Goal of the exercise:
Pull out the lines from the start of the items through the line that contains "- y-tick-label: 8.80: [85, 210, 122, 232]", inclusive, and reproduce them without any change.

Layout coordinate data:

** start **

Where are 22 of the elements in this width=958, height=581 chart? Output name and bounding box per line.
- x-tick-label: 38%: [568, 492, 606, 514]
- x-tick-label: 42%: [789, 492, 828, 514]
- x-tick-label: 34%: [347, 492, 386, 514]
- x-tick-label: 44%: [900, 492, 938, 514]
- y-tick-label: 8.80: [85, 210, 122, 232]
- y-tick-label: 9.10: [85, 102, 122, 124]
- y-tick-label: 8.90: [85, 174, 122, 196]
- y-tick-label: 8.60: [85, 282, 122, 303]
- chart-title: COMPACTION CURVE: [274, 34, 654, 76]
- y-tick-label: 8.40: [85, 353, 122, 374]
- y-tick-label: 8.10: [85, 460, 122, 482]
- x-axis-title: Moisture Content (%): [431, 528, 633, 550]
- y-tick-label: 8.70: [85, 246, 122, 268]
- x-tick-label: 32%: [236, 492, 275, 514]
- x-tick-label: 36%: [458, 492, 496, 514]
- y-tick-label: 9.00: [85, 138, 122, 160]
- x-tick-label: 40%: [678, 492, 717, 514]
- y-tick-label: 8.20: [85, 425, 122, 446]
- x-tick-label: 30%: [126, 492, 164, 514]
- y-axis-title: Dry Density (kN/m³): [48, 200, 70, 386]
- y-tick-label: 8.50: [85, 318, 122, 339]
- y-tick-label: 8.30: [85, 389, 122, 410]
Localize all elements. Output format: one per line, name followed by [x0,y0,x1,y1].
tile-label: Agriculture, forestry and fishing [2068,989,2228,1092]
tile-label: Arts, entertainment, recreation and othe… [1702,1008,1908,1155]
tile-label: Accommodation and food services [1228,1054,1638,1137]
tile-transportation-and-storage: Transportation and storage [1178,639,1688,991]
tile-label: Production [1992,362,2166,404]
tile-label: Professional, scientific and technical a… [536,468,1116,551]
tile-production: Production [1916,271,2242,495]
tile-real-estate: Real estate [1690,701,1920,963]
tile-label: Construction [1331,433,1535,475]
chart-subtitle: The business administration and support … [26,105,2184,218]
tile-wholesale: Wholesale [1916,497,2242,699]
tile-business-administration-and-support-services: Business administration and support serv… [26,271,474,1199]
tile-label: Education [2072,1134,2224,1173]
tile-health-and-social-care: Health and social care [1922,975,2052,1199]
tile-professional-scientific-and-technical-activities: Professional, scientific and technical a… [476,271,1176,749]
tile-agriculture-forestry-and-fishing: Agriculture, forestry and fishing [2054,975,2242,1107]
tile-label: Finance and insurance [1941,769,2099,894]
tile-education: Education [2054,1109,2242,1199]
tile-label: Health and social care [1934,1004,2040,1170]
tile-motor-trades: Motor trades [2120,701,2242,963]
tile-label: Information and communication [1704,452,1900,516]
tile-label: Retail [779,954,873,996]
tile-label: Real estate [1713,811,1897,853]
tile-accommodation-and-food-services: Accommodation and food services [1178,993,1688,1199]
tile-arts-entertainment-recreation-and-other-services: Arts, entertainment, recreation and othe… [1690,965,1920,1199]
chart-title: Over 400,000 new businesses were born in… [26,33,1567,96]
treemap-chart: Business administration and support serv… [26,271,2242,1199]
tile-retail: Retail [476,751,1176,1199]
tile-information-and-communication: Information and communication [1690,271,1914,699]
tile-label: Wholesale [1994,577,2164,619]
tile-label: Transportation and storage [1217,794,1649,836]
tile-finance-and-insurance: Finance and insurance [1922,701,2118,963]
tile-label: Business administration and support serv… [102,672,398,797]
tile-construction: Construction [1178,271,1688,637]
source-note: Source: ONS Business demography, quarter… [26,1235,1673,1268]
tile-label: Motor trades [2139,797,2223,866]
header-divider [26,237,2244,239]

** end **

Correct output:
Where are 22 of the elements in this width=958, height=581 chart? Output name and bounding box per line.
- x-tick-label: 38%: [568, 492, 606, 514]
- x-tick-label: 42%: [789, 492, 828, 514]
- x-tick-label: 34%: [347, 492, 386, 514]
- x-tick-label: 44%: [900, 492, 938, 514]
- y-tick-label: 8.80: [85, 210, 122, 232]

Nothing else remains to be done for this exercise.